▶ _Exercise goal_
Gather all lines in the entries below that include the word "ylabel".

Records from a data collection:
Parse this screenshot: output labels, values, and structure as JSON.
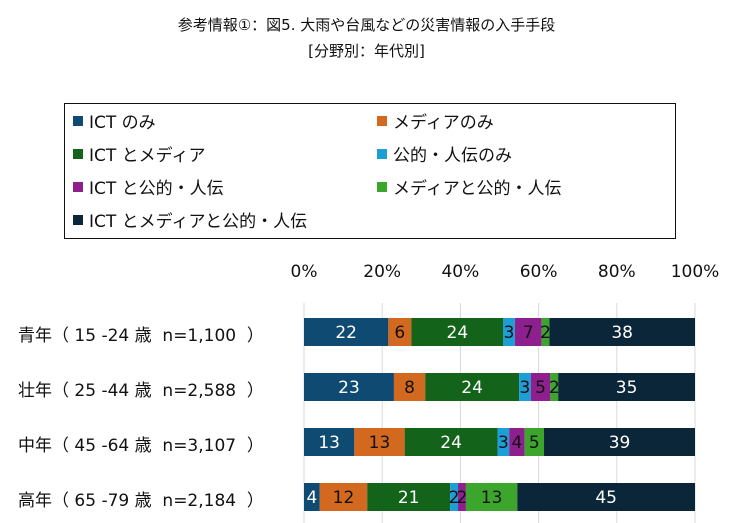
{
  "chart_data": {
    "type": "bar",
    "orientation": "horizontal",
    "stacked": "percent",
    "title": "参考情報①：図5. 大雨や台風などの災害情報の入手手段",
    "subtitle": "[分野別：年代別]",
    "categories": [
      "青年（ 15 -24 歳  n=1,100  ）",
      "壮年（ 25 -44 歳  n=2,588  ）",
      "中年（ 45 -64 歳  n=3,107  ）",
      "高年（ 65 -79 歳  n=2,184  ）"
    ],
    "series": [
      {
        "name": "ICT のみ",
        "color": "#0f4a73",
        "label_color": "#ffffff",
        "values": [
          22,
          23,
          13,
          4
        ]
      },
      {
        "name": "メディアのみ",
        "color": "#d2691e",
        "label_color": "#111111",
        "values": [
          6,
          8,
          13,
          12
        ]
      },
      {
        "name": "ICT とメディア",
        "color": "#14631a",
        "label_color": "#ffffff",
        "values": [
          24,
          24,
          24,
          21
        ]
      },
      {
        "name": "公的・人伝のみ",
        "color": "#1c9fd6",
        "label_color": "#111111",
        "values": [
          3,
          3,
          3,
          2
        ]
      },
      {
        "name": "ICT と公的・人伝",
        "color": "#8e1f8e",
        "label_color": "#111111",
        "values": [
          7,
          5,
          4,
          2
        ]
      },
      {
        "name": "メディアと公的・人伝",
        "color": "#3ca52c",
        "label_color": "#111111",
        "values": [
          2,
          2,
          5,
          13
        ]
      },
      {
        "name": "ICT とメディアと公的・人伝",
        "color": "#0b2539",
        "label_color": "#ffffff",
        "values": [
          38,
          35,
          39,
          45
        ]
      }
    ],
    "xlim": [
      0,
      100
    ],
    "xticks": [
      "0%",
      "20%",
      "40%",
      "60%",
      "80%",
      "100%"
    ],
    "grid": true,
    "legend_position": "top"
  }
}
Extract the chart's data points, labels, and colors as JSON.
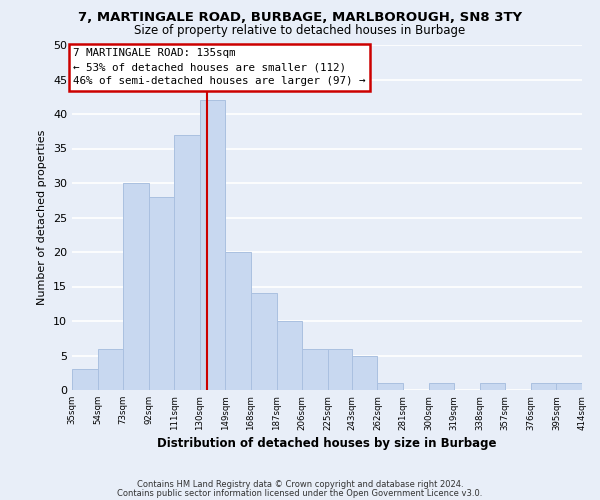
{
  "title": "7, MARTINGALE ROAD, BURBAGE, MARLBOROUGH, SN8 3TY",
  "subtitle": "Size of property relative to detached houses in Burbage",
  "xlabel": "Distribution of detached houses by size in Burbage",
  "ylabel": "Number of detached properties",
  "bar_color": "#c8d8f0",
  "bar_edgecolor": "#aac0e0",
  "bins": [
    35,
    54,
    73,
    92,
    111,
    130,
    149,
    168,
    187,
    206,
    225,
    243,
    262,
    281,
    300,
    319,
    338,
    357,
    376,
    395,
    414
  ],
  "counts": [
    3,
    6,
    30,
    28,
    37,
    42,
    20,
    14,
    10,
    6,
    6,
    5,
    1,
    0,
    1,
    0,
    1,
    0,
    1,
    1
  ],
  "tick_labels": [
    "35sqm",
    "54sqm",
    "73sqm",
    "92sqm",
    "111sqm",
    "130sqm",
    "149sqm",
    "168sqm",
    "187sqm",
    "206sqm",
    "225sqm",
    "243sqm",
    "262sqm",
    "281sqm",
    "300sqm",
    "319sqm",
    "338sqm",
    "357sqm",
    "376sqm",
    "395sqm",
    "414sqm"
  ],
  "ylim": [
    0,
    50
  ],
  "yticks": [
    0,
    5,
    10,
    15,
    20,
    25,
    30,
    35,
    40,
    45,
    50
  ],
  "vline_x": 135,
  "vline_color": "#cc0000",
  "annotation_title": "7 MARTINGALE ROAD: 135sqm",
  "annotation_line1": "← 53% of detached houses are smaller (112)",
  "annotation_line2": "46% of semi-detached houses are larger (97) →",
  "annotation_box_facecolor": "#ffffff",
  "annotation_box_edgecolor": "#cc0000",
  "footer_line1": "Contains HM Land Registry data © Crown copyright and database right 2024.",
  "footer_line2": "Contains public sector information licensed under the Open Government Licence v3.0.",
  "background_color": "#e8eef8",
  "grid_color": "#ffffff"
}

--

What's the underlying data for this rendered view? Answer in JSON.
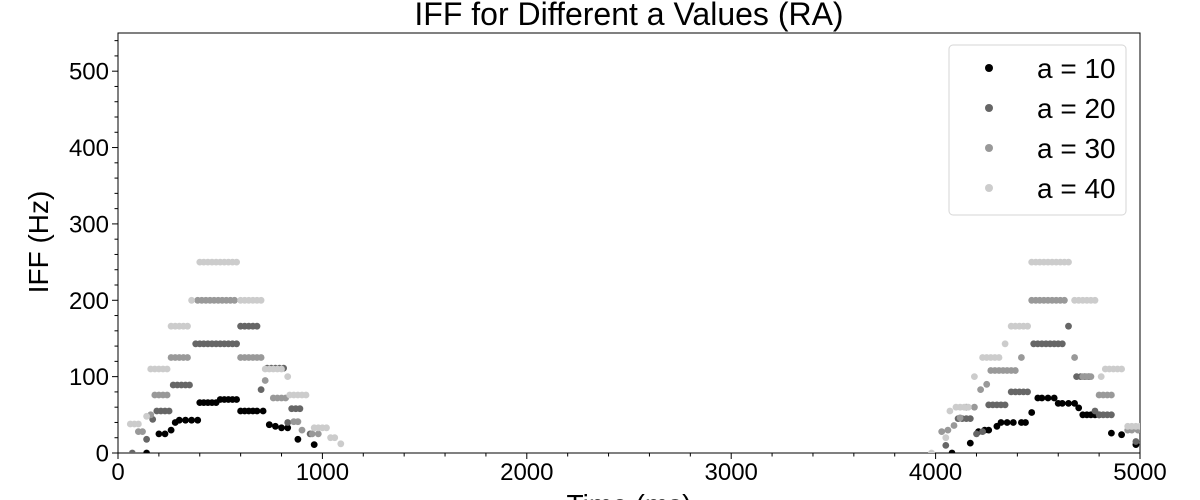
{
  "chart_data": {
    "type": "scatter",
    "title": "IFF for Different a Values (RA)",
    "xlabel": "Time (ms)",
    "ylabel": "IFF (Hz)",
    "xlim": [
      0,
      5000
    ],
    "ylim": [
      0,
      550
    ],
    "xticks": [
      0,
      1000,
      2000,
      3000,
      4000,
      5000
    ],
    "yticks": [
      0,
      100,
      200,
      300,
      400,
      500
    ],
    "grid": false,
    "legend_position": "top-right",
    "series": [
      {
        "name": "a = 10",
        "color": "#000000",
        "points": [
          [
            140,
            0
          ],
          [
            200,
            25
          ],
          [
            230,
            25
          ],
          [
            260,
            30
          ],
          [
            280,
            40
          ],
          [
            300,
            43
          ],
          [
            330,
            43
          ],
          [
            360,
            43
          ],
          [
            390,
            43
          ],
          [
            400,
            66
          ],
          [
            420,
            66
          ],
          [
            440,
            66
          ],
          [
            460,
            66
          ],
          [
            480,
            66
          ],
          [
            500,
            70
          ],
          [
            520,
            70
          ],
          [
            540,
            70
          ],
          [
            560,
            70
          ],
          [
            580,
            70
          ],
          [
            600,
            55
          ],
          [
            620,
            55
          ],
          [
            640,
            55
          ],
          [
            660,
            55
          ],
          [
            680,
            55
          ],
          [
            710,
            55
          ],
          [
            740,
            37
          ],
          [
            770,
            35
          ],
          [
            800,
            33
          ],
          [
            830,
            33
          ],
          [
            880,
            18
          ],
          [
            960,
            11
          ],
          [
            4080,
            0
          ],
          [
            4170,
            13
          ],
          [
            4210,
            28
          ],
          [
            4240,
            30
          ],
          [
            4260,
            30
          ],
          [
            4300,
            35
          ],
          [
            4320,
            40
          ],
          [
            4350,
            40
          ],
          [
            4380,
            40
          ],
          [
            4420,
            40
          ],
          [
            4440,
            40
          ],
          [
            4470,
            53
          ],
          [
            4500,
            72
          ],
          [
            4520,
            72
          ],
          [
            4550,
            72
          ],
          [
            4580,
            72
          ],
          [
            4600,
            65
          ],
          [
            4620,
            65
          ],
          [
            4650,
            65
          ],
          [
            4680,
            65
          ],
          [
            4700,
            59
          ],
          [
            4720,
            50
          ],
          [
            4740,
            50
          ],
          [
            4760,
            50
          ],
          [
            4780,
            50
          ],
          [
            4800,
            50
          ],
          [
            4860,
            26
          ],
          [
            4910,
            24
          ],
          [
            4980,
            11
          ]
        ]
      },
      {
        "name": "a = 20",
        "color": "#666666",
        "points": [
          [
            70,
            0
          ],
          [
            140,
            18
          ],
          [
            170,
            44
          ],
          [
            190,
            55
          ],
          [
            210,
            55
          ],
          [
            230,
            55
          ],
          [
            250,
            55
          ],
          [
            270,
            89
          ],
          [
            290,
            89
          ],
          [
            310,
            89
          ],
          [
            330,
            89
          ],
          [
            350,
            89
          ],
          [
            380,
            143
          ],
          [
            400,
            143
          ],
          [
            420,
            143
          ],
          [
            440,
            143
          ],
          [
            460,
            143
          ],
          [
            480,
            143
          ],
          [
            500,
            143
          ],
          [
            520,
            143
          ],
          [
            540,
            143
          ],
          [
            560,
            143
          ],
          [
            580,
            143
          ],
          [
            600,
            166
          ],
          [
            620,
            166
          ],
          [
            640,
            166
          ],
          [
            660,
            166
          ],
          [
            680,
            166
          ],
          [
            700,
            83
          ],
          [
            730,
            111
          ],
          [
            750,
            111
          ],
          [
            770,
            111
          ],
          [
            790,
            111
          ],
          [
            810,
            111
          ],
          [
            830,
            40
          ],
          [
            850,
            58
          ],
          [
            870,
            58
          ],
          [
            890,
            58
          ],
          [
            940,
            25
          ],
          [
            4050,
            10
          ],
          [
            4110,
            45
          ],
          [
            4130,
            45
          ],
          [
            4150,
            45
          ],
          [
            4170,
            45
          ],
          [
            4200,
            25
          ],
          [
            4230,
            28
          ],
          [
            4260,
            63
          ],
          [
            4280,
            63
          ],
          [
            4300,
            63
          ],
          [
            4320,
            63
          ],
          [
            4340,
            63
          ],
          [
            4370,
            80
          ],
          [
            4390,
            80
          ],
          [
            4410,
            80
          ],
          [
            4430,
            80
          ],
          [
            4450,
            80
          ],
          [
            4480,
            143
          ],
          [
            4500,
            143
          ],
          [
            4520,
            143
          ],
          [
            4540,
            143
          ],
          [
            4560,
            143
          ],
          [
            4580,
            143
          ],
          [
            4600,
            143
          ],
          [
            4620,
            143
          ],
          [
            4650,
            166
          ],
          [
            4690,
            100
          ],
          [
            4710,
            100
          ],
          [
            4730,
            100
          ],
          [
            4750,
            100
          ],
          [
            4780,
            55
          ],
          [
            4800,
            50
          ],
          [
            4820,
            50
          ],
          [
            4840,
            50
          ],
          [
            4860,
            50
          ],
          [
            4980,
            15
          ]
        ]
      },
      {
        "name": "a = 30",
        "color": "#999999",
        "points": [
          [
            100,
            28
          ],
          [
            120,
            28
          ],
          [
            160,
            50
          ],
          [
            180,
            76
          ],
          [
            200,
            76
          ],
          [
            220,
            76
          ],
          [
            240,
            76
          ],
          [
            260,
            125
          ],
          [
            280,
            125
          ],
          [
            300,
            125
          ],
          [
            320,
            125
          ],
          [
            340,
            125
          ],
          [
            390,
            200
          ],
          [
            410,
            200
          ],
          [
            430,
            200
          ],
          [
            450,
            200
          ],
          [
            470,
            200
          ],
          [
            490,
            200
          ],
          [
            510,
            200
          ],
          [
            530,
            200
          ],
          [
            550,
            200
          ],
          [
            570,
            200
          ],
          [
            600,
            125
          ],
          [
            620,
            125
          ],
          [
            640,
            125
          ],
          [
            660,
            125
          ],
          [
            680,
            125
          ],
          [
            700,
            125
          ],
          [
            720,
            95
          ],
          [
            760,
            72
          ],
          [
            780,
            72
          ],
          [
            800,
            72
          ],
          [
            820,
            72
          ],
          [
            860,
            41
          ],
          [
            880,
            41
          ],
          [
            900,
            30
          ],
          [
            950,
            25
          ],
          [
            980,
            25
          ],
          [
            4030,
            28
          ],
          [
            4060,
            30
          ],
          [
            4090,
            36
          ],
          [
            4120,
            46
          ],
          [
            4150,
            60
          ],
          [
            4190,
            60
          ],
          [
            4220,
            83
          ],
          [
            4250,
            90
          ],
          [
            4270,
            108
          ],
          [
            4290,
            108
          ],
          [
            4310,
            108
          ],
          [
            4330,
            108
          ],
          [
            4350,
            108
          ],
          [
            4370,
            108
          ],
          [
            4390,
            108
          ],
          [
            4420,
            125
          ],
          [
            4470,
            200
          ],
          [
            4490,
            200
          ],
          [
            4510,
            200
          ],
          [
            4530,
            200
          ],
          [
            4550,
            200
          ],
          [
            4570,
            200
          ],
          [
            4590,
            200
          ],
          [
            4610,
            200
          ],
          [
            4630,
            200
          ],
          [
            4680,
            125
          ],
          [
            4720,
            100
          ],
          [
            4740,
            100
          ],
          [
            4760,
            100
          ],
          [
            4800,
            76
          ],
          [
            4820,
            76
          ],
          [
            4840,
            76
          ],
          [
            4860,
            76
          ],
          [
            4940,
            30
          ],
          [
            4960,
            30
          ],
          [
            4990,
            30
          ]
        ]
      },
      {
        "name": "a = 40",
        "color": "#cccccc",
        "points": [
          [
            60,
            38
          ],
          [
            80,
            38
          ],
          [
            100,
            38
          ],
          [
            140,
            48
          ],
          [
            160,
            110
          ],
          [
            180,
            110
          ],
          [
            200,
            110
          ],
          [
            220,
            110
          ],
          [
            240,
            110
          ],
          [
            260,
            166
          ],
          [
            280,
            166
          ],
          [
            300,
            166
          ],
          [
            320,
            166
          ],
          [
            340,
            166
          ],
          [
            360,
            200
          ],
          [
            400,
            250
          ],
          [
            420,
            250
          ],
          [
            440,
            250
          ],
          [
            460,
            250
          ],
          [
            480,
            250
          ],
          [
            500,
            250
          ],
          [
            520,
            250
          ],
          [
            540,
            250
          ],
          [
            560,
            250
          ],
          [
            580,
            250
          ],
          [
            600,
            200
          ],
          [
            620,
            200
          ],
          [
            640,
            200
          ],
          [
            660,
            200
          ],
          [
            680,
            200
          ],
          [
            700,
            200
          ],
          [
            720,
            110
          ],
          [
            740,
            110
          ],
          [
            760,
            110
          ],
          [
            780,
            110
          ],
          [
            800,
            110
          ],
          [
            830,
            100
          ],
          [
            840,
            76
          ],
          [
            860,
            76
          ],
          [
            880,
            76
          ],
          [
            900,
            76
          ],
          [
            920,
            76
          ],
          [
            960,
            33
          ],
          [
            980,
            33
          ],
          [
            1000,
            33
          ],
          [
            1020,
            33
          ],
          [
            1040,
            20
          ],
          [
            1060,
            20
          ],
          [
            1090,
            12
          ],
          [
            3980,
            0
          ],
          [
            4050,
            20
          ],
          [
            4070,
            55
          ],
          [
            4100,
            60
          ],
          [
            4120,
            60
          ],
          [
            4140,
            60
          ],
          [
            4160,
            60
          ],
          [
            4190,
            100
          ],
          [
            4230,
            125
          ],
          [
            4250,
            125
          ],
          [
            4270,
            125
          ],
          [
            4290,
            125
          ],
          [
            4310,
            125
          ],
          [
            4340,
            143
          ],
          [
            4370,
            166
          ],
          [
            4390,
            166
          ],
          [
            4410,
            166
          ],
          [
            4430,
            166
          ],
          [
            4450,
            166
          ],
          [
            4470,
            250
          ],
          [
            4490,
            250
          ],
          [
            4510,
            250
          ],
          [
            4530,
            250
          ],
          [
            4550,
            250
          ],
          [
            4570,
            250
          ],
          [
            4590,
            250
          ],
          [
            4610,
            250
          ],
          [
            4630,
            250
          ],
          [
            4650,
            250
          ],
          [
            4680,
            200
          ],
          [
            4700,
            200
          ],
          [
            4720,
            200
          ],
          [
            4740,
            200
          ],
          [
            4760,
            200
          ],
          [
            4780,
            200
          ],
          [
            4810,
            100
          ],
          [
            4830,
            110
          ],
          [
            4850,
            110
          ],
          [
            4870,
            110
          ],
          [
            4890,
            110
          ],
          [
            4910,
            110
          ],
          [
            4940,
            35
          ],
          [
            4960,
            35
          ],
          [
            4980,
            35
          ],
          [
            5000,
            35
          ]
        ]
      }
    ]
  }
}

* * *

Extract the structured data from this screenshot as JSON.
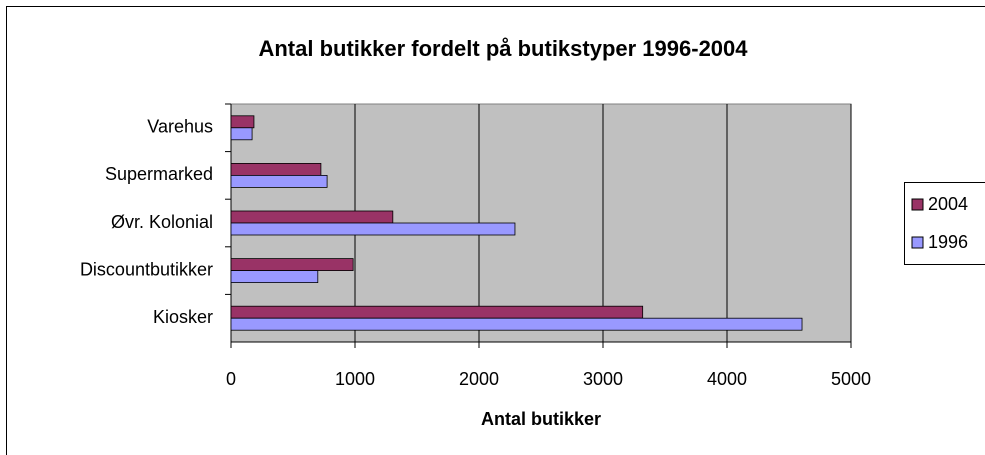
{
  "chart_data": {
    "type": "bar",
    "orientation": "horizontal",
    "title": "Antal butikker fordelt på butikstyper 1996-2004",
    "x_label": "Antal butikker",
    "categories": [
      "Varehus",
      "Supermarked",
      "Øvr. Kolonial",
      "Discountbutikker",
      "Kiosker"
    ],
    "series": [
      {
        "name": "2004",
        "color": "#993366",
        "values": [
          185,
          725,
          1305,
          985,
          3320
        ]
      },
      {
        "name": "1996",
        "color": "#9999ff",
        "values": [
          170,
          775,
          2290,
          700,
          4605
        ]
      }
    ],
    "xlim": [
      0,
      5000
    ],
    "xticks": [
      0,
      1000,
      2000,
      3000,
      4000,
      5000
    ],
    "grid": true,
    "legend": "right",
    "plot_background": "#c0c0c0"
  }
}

▶ _The response_
  "ylabel": "Number of detached properties",
    "ylabel": "IFF (Hz)",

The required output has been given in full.